#### What you will do:
Extract every line that includes the string "conseiller".

#### Data for this task:
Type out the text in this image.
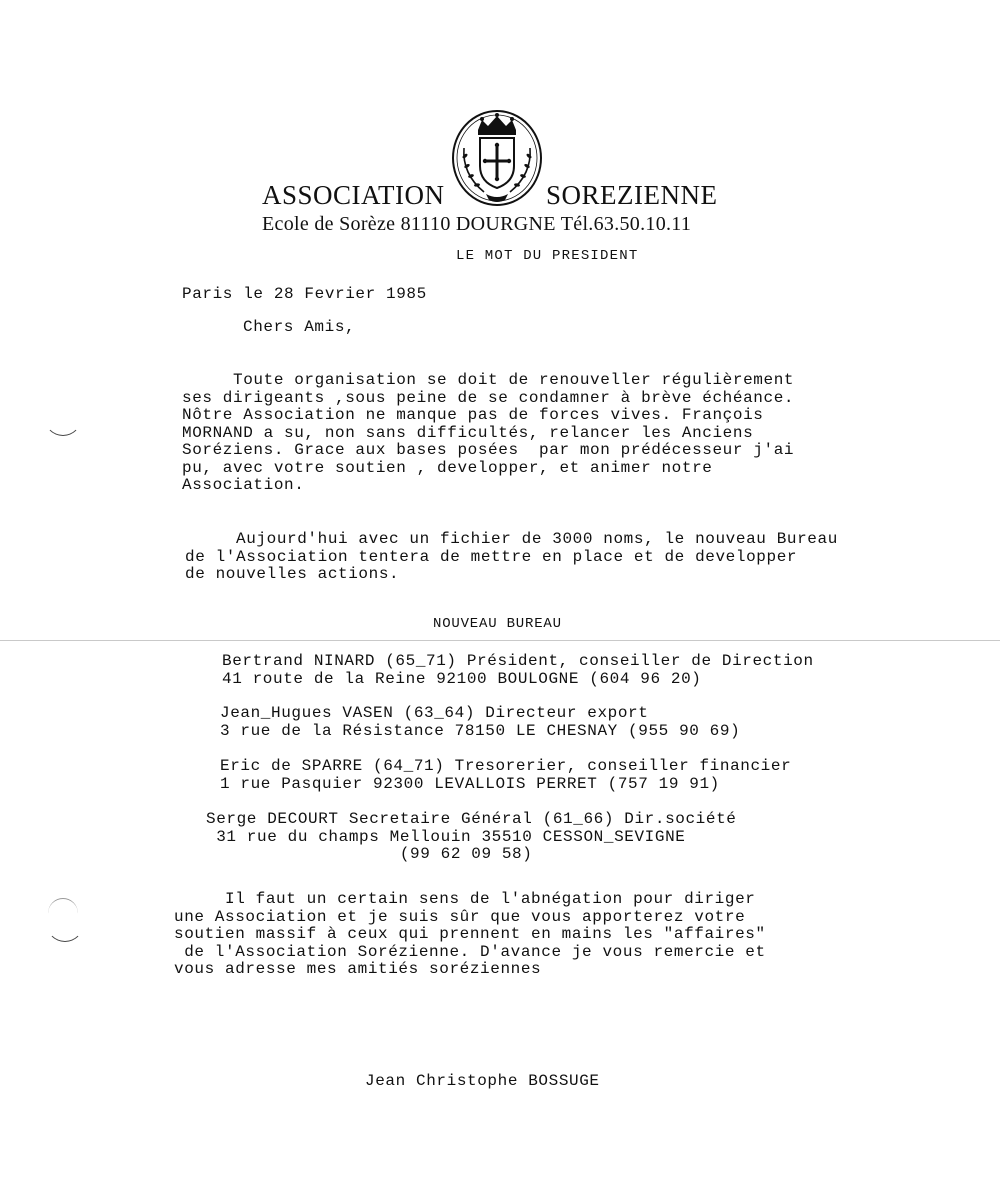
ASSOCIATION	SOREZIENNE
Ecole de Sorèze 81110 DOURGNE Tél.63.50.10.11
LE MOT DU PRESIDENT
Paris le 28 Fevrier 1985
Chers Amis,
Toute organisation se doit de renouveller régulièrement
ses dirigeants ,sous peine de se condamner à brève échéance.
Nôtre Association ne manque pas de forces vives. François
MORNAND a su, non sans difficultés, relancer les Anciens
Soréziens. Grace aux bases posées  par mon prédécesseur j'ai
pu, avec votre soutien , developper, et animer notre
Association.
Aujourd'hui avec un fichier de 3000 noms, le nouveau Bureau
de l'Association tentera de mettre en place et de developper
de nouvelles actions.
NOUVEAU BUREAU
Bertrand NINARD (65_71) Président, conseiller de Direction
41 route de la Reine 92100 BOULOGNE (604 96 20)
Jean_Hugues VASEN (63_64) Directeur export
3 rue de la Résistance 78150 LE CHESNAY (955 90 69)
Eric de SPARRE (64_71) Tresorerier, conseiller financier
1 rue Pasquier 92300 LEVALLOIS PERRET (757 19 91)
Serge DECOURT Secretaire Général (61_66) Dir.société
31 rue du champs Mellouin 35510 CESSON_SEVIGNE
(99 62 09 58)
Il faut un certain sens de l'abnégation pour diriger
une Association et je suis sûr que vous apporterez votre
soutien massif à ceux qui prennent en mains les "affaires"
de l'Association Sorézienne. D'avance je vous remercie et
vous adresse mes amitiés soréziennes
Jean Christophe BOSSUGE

#### Output of the task:
Bertrand NINARD (65_71) Président, conseiller de Direction
Eric de SPARRE (64_71) Tresorerier, conseiller financier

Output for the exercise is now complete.